-- Problem to work on --
Using the records below, give the number of lines where the word "this" appears, with no further output.

-- The input --
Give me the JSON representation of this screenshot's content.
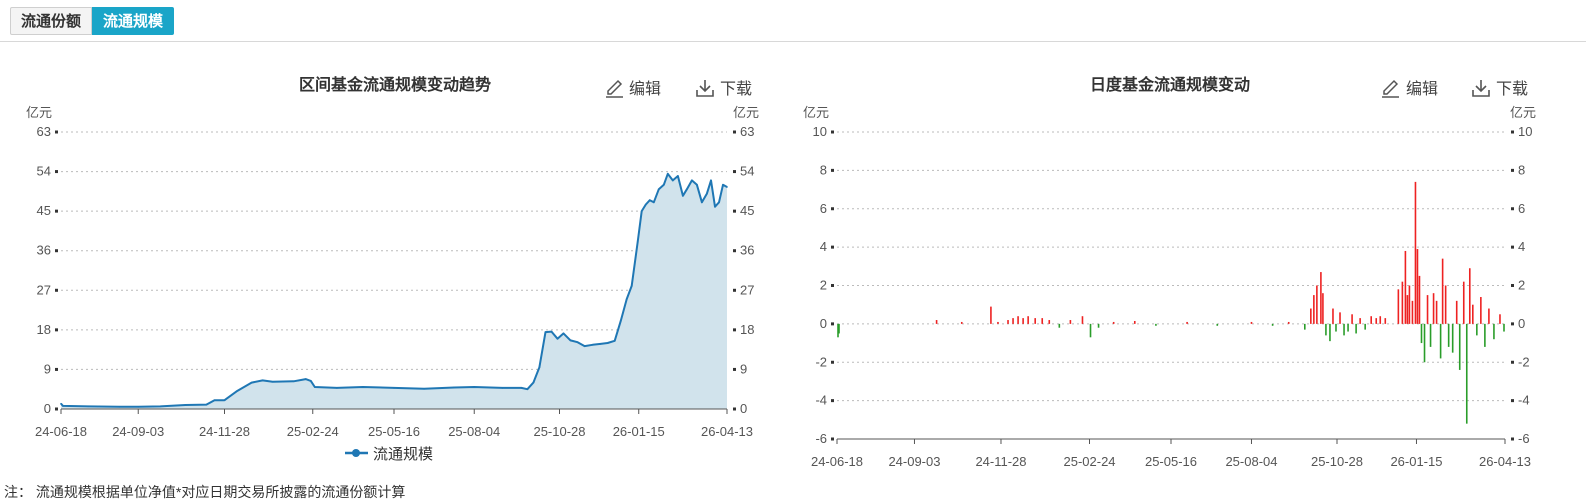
{
  "tabs": [
    {
      "label": "流通份额",
      "active": false
    },
    {
      "label": "流通规模",
      "active": true
    }
  ],
  "toolbar": {
    "edit_label": "编辑",
    "download_label": "下载"
  },
  "note": "注： 流通规模根据单位净值*对应日期交易所披露的流通份额计算",
  "colors": {
    "accent": "#1aa5c8",
    "line": "#1f77b4",
    "area": "#d1e3ec",
    "positive": "#ee2222",
    "negative": "#2a9d2a"
  },
  "chart_data": [
    {
      "type": "area",
      "title": "区间基金流通规模变动趋势",
      "ylabel_left": "亿元",
      "ylabel_right": "亿元",
      "ylim": [
        0,
        63
      ],
      "yticks": [
        0,
        9,
        18,
        27,
        36,
        45,
        54,
        63
      ],
      "xticks": [
        "24-06-18",
        "24-09-03",
        "24-11-28",
        "25-02-24",
        "25-05-16",
        "25-08-04",
        "25-10-28",
        "26-01-15",
        "26-04-13"
      ],
      "grid": true,
      "legend": "bottom",
      "series": [
        {
          "name": "流通规模",
          "points": [
            [
              "24-06-18",
              1.2
            ],
            [
              "24-06-20",
              0.7
            ],
            [
              "24-07-15",
              0.6
            ],
            [
              "24-08-15",
              0.5
            ],
            [
              "24-09-03",
              0.5
            ],
            [
              "24-09-25",
              0.6
            ],
            [
              "24-10-20",
              0.9
            ],
            [
              "24-11-10",
              1.0
            ],
            [
              "24-11-18",
              2.0
            ],
            [
              "24-11-28",
              2.0
            ],
            [
              "24-12-10",
              4.0
            ],
            [
              "24-12-25",
              6.0
            ],
            [
              "25-01-05",
              6.5
            ],
            [
              "25-01-15",
              6.2
            ],
            [
              "25-02-05",
              6.3
            ],
            [
              "25-02-17",
              6.8
            ],
            [
              "25-02-22",
              6.4
            ],
            [
              "25-02-26",
              5.0
            ],
            [
              "25-03-20",
              4.8
            ],
            [
              "25-04-15",
              5.0
            ],
            [
              "25-05-16",
              4.8
            ],
            [
              "25-06-15",
              4.6
            ],
            [
              "25-07-15",
              4.9
            ],
            [
              "25-08-04",
              5.0
            ],
            [
              "25-09-01",
              4.8
            ],
            [
              "25-09-20",
              4.8
            ],
            [
              "25-09-26",
              4.5
            ],
            [
              "25-10-02",
              6.0
            ],
            [
              "25-10-08",
              9.5
            ],
            [
              "25-10-14",
              17.5
            ],
            [
              "25-10-20",
              17.6
            ],
            [
              "25-10-26",
              16.0
            ],
            [
              "25-11-01",
              17.2
            ],
            [
              "25-11-08",
              15.6
            ],
            [
              "25-11-15",
              15.2
            ],
            [
              "25-11-22",
              14.3
            ],
            [
              "25-11-30",
              14.6
            ],
            [
              "25-12-08",
              14.8
            ],
            [
              "25-12-15",
              15.0
            ],
            [
              "25-12-22",
              15.5
            ],
            [
              "25-12-28",
              20.0
            ],
            [
              "26-01-03",
              25.0
            ],
            [
              "26-01-08",
              28.0
            ],
            [
              "26-01-14",
              38.0
            ],
            [
              "26-01-18",
              45.0
            ],
            [
              "26-01-22",
              46.5
            ],
            [
              "26-01-26",
              47.5
            ],
            [
              "26-01-30",
              47.0
            ],
            [
              "26-02-04",
              50.0
            ],
            [
              "26-02-09",
              51.0
            ],
            [
              "26-02-13",
              53.5
            ],
            [
              "26-02-18",
              52.0
            ],
            [
              "26-02-23",
              53.0
            ],
            [
              "26-02-28",
              48.5
            ],
            [
              "26-03-04",
              50.0
            ],
            [
              "26-03-09",
              52.0
            ],
            [
              "26-03-14",
              51.0
            ],
            [
              "26-03-19",
              47.0
            ],
            [
              "26-03-24",
              49.0
            ],
            [
              "26-03-28",
              52.0
            ],
            [
              "26-04-01",
              46.0
            ],
            [
              "26-04-05",
              47.0
            ],
            [
              "26-04-09",
              51.0
            ],
            [
              "26-04-13",
              50.5
            ]
          ]
        }
      ]
    },
    {
      "type": "bar",
      "title": "日度基金流通规模变动",
      "ylabel_left": "亿元",
      "ylabel_right": "亿元",
      "ylim": [
        -6,
        10
      ],
      "yticks": [
        -6,
        -4,
        -2,
        0,
        2,
        4,
        6,
        8,
        10
      ],
      "xticks": [
        "24-06-18",
        "24-09-03",
        "24-11-28",
        "25-02-24",
        "25-05-16",
        "25-08-04",
        "25-10-28",
        "26-01-15",
        "26-04-13"
      ],
      "grid": true,
      "series": [
        {
          "name": "",
          "points": [
            [
              "24-06-19",
              -0.7
            ],
            [
              "24-06-20",
              -0.5
            ],
            [
              "24-09-25",
              0.2
            ],
            [
              "24-10-20",
              0.1
            ],
            [
              "24-11-18",
              0.9
            ],
            [
              "24-11-25",
              0.1
            ],
            [
              "24-12-05",
              0.2
            ],
            [
              "24-12-10",
              0.3
            ],
            [
              "24-12-15",
              0.4
            ],
            [
              "24-12-20",
              0.3
            ],
            [
              "24-12-25",
              0.4
            ],
            [
              "25-01-01",
              0.3
            ],
            [
              "25-01-08",
              0.3
            ],
            [
              "25-01-15",
              0.2
            ],
            [
              "25-01-25",
              -0.2
            ],
            [
              "25-02-05",
              0.2
            ],
            [
              "25-02-17",
              0.4
            ],
            [
              "25-02-25",
              -0.7
            ],
            [
              "25-03-05",
              -0.2
            ],
            [
              "25-03-20",
              0.1
            ],
            [
              "25-04-10",
              0.15
            ],
            [
              "25-05-01",
              -0.1
            ],
            [
              "25-06-01",
              0.1
            ],
            [
              "25-07-01",
              -0.1
            ],
            [
              "25-08-04",
              0.1
            ],
            [
              "25-08-25",
              -0.1
            ],
            [
              "25-09-10",
              0.1
            ],
            [
              "25-09-26",
              -0.3
            ],
            [
              "25-10-02",
              0.8
            ],
            [
              "25-10-05",
              1.5
            ],
            [
              "25-10-08",
              2.0
            ],
            [
              "25-10-12",
              2.7
            ],
            [
              "25-10-14",
              1.6
            ],
            [
              "25-10-17",
              -0.6
            ],
            [
              "25-10-21",
              -0.9
            ],
            [
              "25-10-24",
              0.8
            ],
            [
              "25-10-27",
              -0.4
            ],
            [
              "25-10-31",
              0.6
            ],
            [
              "25-11-04",
              -0.6
            ],
            [
              "25-11-08",
              -0.4
            ],
            [
              "25-11-12",
              0.5
            ],
            [
              "25-11-16",
              -0.5
            ],
            [
              "25-11-20",
              0.3
            ],
            [
              "25-11-25",
              -0.3
            ],
            [
              "25-12-01",
              0.4
            ],
            [
              "25-12-06",
              0.3
            ],
            [
              "25-12-10",
              0.4
            ],
            [
              "25-12-15",
              0.3
            ],
            [
              "25-12-28",
              1.8
            ],
            [
              "26-01-01",
              2.2
            ],
            [
              "26-01-04",
              3.8
            ],
            [
              "26-01-06",
              1.5
            ],
            [
              "26-01-08",
              2.0
            ],
            [
              "26-01-11",
              1.2
            ],
            [
              "26-01-14",
              7.4
            ],
            [
              "26-01-16",
              3.9
            ],
            [
              "26-01-18",
              2.5
            ],
            [
              "26-01-20",
              -1.0
            ],
            [
              "26-01-23",
              -2.0
            ],
            [
              "26-01-26",
              1.5
            ],
            [
              "26-01-29",
              -1.2
            ],
            [
              "26-02-01",
              1.6
            ],
            [
              "26-02-04",
              1.2
            ],
            [
              "26-02-08",
              -1.8
            ],
            [
              "26-02-10",
              3.4
            ],
            [
              "26-02-13",
              2.0
            ],
            [
              "26-02-16",
              -1.2
            ],
            [
              "26-02-20",
              -1.5
            ],
            [
              "26-02-24",
              1.2
            ],
            [
              "26-02-27",
              -2.4
            ],
            [
              "26-03-03",
              2.2
            ],
            [
              "26-03-06",
              -5.2
            ],
            [
              "26-03-09",
              2.9
            ],
            [
              "26-03-12",
              1.0
            ],
            [
              "26-03-16",
              -0.6
            ],
            [
              "26-03-20",
              1.4
            ],
            [
              "26-03-24",
              -1.2
            ],
            [
              "26-03-28",
              0.8
            ],
            [
              "26-04-02",
              -0.8
            ],
            [
              "26-04-08",
              0.5
            ],
            [
              "26-04-12",
              -0.4
            ]
          ]
        }
      ]
    }
  ]
}
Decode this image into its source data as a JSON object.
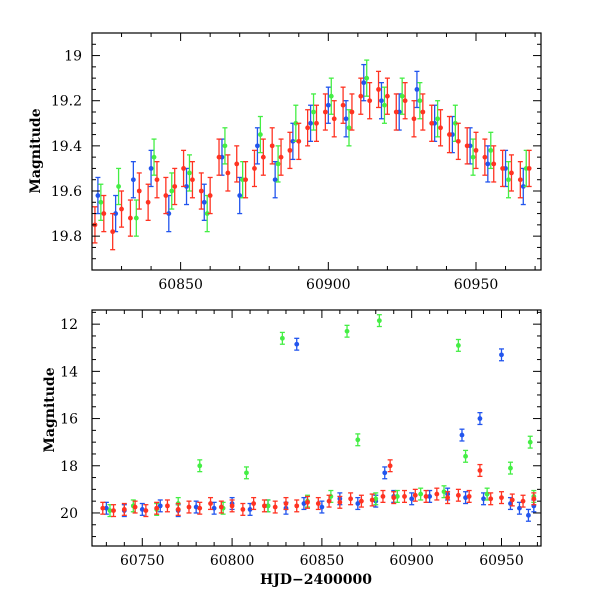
{
  "chart_data": [
    {
      "type": "scatter",
      "panel": "top",
      "xlabel": "",
      "ylabel": "Magnitude",
      "xlim": [
        60820,
        60972
      ],
      "ylim": [
        19.95,
        18.9
      ],
      "y_inverted": true,
      "xticks_labeled": [
        60850,
        60900,
        60950
      ],
      "yticks_labeled": [
        19.0,
        19.2,
        19.4,
        19.6,
        19.8
      ],
      "y_tick_labels": [
        "19",
        "19.2",
        "19.4",
        "19.6",
        "19.8"
      ],
      "grid": false,
      "series": [
        {
          "color": "#2255ee",
          "x": [
            60822,
            60828,
            60834,
            60840,
            60846,
            60852,
            60858,
            60864,
            60870,
            60876,
            60882,
            60888,
            60894,
            60900,
            60906,
            60912,
            60918,
            60924,
            60930,
            60936,
            60942,
            60948,
            60954,
            60960,
            60966
          ],
          "y": [
            19.62,
            19.7,
            19.55,
            19.5,
            19.7,
            19.58,
            19.65,
            19.45,
            19.62,
            19.4,
            19.55,
            19.38,
            19.3,
            19.22,
            19.28,
            19.12,
            19.2,
            19.25,
            19.15,
            19.3,
            19.35,
            19.4,
            19.48,
            19.5,
            19.58
          ]
        },
        {
          "color": "#44ee44",
          "x": [
            60823,
            60829,
            60835,
            60841,
            60847,
            60853,
            60859,
            60865,
            60871,
            60877,
            60883,
            60889,
            60895,
            60901,
            60907,
            60913,
            60919,
            60925,
            60931,
            60937,
            60943,
            60949,
            60955,
            60961,
            60967
          ],
          "y": [
            19.65,
            19.58,
            19.72,
            19.45,
            19.6,
            19.52,
            19.7,
            19.4,
            19.55,
            19.35,
            19.48,
            19.3,
            19.25,
            19.18,
            19.32,
            19.1,
            19.22,
            19.18,
            19.2,
            19.28,
            19.3,
            19.45,
            19.42,
            19.55,
            19.5
          ]
        },
        {
          "color": "#ff3322",
          "x": [
            60821,
            60824,
            60827,
            60830,
            60833,
            60836,
            60839,
            60842,
            60845,
            60848,
            60851,
            60854,
            60857,
            60860,
            60863,
            60866,
            60869,
            60872,
            60875,
            60878,
            60881,
            60884,
            60887,
            60890,
            60893,
            60896,
            60899,
            60902,
            60905,
            60908,
            60911,
            60914,
            60917,
            60920,
            60923,
            60926,
            60929,
            60932,
            60935,
            60938,
            60941,
            60944,
            60947,
            60950,
            60953,
            60956,
            60959,
            60962,
            60965,
            60968
          ],
          "y": [
            19.75,
            19.7,
            19.78,
            19.68,
            19.72,
            19.6,
            19.65,
            19.55,
            19.62,
            19.58,
            19.5,
            19.55,
            19.6,
            19.62,
            19.45,
            19.52,
            19.48,
            19.55,
            19.5,
            19.45,
            19.4,
            19.45,
            19.42,
            19.38,
            19.32,
            19.3,
            19.25,
            19.28,
            19.22,
            19.25,
            19.18,
            19.2,
            19.15,
            19.18,
            19.25,
            19.2,
            19.28,
            19.25,
            19.3,
            19.32,
            19.35,
            19.38,
            19.4,
            19.42,
            19.45,
            19.48,
            19.5,
            19.52,
            19.55,
            19.5
          ]
        }
      ]
    },
    {
      "type": "scatter",
      "panel": "bottom",
      "xlabel": "HJD−2400000",
      "ylabel": "Magnitude",
      "xlim": [
        60722,
        60972
      ],
      "ylim": [
        21.4,
        11.4
      ],
      "y_inverted": true,
      "xticks_labeled": [
        60750,
        60800,
        60850,
        60900,
        60950
      ],
      "yticks_labeled": [
        12,
        14,
        16,
        18,
        20
      ],
      "grid": false,
      "series": [
        {
          "color": "#2255ee",
          "x": [
            60730,
            60740,
            60750,
            60760,
            60770,
            60780,
            60790,
            60800,
            60810,
            60820,
            60830,
            60836,
            60840,
            60850,
            60860,
            60870,
            60880,
            60885,
            60890,
            60900,
            60910,
            60920,
            60928,
            60930,
            60938,
            60940,
            60950,
            60955,
            60960,
            60965,
            60968
          ],
          "y": [
            19.8,
            19.9,
            19.85,
            19.7,
            19.9,
            19.75,
            19.8,
            19.6,
            19.85,
            19.7,
            19.8,
            12.85,
            19.6,
            19.75,
            19.4,
            19.6,
            19.5,
            18.3,
            19.3,
            19.4,
            19.3,
            19.2,
            16.7,
            19.35,
            16.0,
            19.4,
            13.3,
            19.6,
            19.8,
            20.1,
            19.7
          ]
        },
        {
          "color": "#44ee44",
          "x": [
            60732,
            60745,
            60758,
            60770,
            60782,
            60795,
            60808,
            60820,
            60828,
            60842,
            60855,
            60864,
            60870,
            60880,
            60882,
            60892,
            60905,
            60918,
            60926,
            60930,
            60942,
            60955,
            60966,
            60968
          ],
          "y": [
            19.9,
            19.7,
            19.85,
            19.6,
            18.0,
            19.8,
            18.3,
            19.7,
            12.6,
            19.5,
            19.3,
            12.3,
            16.9,
            19.4,
            11.85,
            19.3,
            19.2,
            19.1,
            12.9,
            17.6,
            19.2,
            18.1,
            17.0,
            19.3
          ]
        },
        {
          "color": "#ff3322",
          "x": [
            60728,
            60734,
            60740,
            60746,
            60752,
            60758,
            60764,
            60770,
            60776,
            60782,
            60788,
            60794,
            60800,
            60806,
            60812,
            60818,
            60824,
            60830,
            60836,
            60842,
            60848,
            60854,
            60860,
            60866,
            60872,
            60878,
            60884,
            60888,
            60890,
            60896,
            60902,
            60908,
            60914,
            60920,
            60926,
            60932,
            60938,
            60944,
            60950,
            60956,
            60962,
            60968
          ],
          "y": [
            19.8,
            19.9,
            19.85,
            19.75,
            19.9,
            19.8,
            19.7,
            19.85,
            19.75,
            19.8,
            19.6,
            19.75,
            19.7,
            19.85,
            19.6,
            19.7,
            19.75,
            19.6,
            19.7,
            19.55,
            19.6,
            19.5,
            19.55,
            19.4,
            19.5,
            19.45,
            19.3,
            18.0,
            19.35,
            19.3,
            19.25,
            19.3,
            19.2,
            19.35,
            19.25,
            19.3,
            18.2,
            19.4,
            19.35,
            19.45,
            19.5,
            19.4
          ]
        }
      ]
    }
  ]
}
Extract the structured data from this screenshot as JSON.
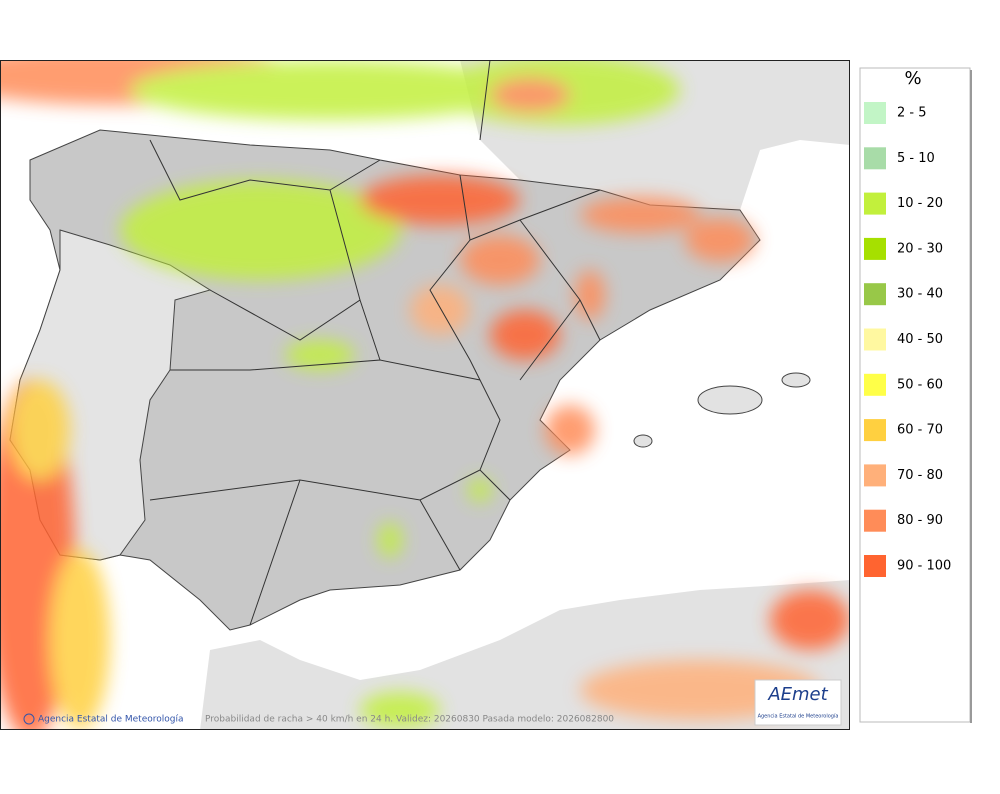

-- Task output --
3